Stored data
▼

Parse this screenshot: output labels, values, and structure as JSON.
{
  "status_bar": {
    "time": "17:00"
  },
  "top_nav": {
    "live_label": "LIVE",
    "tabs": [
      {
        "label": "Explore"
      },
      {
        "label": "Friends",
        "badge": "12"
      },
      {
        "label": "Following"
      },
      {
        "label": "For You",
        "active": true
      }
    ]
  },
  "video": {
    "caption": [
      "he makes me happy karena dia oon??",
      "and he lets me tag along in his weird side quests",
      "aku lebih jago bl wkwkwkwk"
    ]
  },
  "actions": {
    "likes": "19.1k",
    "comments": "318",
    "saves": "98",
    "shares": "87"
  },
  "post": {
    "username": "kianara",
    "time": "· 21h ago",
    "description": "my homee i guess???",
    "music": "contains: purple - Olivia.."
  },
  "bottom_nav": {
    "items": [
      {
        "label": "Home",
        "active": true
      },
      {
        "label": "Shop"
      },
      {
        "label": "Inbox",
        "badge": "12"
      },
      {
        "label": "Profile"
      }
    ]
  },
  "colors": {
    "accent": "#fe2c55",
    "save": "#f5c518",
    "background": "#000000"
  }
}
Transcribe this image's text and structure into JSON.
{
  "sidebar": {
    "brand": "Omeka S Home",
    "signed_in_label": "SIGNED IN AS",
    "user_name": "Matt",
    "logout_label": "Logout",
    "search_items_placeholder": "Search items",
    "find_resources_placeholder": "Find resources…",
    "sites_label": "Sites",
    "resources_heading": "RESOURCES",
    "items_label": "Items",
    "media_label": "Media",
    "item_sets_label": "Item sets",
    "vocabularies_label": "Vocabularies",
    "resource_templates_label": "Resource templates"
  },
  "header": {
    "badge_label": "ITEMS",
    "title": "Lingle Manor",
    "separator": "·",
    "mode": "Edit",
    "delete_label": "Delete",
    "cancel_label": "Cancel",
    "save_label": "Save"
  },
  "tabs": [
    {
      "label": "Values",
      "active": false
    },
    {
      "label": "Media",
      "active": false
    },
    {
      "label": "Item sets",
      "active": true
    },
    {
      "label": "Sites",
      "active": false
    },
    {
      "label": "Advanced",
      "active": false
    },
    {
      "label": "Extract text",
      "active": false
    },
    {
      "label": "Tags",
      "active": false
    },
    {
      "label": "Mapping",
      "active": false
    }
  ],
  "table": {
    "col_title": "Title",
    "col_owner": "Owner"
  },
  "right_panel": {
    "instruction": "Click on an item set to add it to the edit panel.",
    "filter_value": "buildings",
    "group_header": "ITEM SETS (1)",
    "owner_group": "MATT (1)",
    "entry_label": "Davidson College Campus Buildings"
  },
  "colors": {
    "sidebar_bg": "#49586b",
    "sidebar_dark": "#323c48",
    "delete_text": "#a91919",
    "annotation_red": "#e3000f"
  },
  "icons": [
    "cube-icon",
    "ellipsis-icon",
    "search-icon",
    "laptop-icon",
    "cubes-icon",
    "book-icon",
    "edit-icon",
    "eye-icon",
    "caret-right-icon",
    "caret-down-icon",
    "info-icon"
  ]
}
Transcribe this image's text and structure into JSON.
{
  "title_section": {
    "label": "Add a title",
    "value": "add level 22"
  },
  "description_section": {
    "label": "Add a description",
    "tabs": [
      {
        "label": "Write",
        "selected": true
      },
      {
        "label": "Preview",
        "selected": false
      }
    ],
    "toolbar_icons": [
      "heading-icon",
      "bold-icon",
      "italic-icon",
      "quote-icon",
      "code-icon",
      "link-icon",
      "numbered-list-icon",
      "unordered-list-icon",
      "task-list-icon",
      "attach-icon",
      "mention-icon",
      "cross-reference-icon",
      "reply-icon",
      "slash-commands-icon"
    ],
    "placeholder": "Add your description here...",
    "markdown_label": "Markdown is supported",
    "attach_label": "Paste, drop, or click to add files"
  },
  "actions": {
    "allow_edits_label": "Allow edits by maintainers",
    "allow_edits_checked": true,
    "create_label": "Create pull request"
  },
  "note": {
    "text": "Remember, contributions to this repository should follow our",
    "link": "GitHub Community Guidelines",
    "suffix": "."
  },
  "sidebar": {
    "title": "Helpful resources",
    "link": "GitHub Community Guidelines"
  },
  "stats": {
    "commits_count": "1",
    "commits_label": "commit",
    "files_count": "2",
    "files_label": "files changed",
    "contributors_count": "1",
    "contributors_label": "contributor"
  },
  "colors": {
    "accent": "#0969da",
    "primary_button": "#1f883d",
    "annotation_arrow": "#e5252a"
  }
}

▲

Reproduce the data in full, exactly as presented.

Parse this screenshot: output labels, values, and structure as JSON.
{
  "status_bar": {
    "time": "17:00"
  },
  "top_nav": {
    "live_label": "LIVE",
    "tabs": [
      {
        "label": "Explore"
      },
      {
        "label": "Friends",
        "badge": "12"
      },
      {
        "label": "Following"
      },
      {
        "label": "For You",
        "active": true
      }
    ]
  },
  "video": {
    "caption": [
      "he makes me happy karena dia oon??",
      "and he lets me tag along in his weird side quests",
      "aku lebih jago bl wkwkwkwk"
    ]
  },
  "actions": {
    "likes": "19.1k",
    "comments": "318",
    "saves": "98",
    "shares": "87"
  },
  "post": {
    "username": "kianara",
    "time": "· 21h ago",
    "description": "my homee i guess???",
    "music": "contains: purple - Olivia.."
  },
  "bottom_nav": {
    "items": [
      {
        "label": "Home",
        "active": true
      },
      {
        "label": "Shop"
      },
      {
        "label": "Inbox",
        "badge": "12"
      },
      {
        "label": "Profile"
      }
    ]
  },
  "colors": {
    "accent": "#fe2c55",
    "save": "#f5c518",
    "background": "#000000"
  }
}
Transcribe this image's text and structure into JSON.
{
  "sidebar": {
    "brand": "Omeka S Home",
    "signed_in_label": "SIGNED IN AS",
    "user_name": "Matt",
    "logout_label": "Logout",
    "search_items_placeholder": "Search items",
    "find_resources_placeholder": "Find resources…",
    "sites_label": "Sites",
    "resources_heading": "RESOURCES",
    "items_label": "Items",
    "media_label": "Media",
    "item_sets_label": "Item sets",
    "vocabularies_label": "Vocabularies",
    "resource_templates_label": "Resource templates"
  },
  "header": {
    "badge_label": "ITEMS",
    "title": "Lingle Manor",
    "separator": "·",
    "mode": "Edit",
    "delete_label": "Delete",
    "cancel_label": "Cancel",
    "save_label": "Save"
  },
  "tabs": [
    {
      "label": "Values",
      "active": false
    },
    {
      "label": "Media",
      "active": false
    },
    {
      "label": "Item sets",
      "active": true
    },
    {
      "label": "Sites",
      "active": false
    },
    {
      "label": "Advanced",
      "active": false
    },
    {
      "label": "Extract text",
      "active": false
    },
    {
      "label": "Tags",
      "active": false
    },
    {
      "label": "Mapping",
      "active": false
    }
  ],
  "table": {
    "col_title": "Title",
    "col_owner": "Owner"
  },
  "right_panel": {
    "instruction": "Click on an item set to add it to the edit panel.",
    "filter_value": "buildings",
    "group_header": "ITEM SETS (1)",
    "owner_group": "MATT (1)",
    "entry_label": "Davidson College Campus Buildings"
  },
  "colors": {
    "sidebar_bg": "#49586b",
    "sidebar_dark": "#323c48",
    "delete_text": "#a91919",
    "annotation_red": "#e3000f"
  },
  "icons": [
    "cube-icon",
    "ellipsis-icon",
    "search-icon",
    "laptop-icon",
    "cubes-icon",
    "book-icon",
    "edit-icon",
    "eye-icon",
    "caret-right-icon",
    "caret-down-icon",
    "info-icon"
  ]
}
Transcribe this image's text and structure into JSON.
{
  "title_section": {
    "label": "Add a title",
    "value": "add level 22"
  },
  "description_section": {
    "label": "Add a description",
    "tabs": [
      {
        "label": "Write",
        "selected": true
      },
      {
        "label": "Preview",
        "selected": false
      }
    ],
    "toolbar_icons": [
      "heading-icon",
      "bold-icon",
      "italic-icon",
      "quote-icon",
      "code-icon",
      "link-icon",
      "numbered-list-icon",
      "unordered-list-icon",
      "task-list-icon",
      "attach-icon",
      "mention-icon",
      "cross-reference-icon",
      "reply-icon",
      "slash-commands-icon"
    ],
    "placeholder": "Add your description here...",
    "markdown_label": "Markdown is supported",
    "attach_label": "Paste, drop, or click to add files"
  },
  "actions": {
    "allow_edits_label": "Allow edits by maintainers",
    "allow_edits_checked": true,
    "create_label": "Create pull request"
  },
  "note": {
    "text": "Remember, contributions to this repository should follow our",
    "link": "GitHub Community Guidelines",
    "suffix": "."
  },
  "sidebar": {
    "title": "Helpful resources",
    "link": "GitHub Community Guidelines"
  },
  "stats": {
    "commits_count": "1",
    "commits_label": "commit",
    "files_count": "2",
    "files_label": "files changed",
    "contributors_count": "1",
    "contributors_label": "contributor"
  },
  "colors": {
    "accent": "#0969da",
    "primary_button": "#1f883d",
    "annotation_arrow": "#e5252a"
  }
}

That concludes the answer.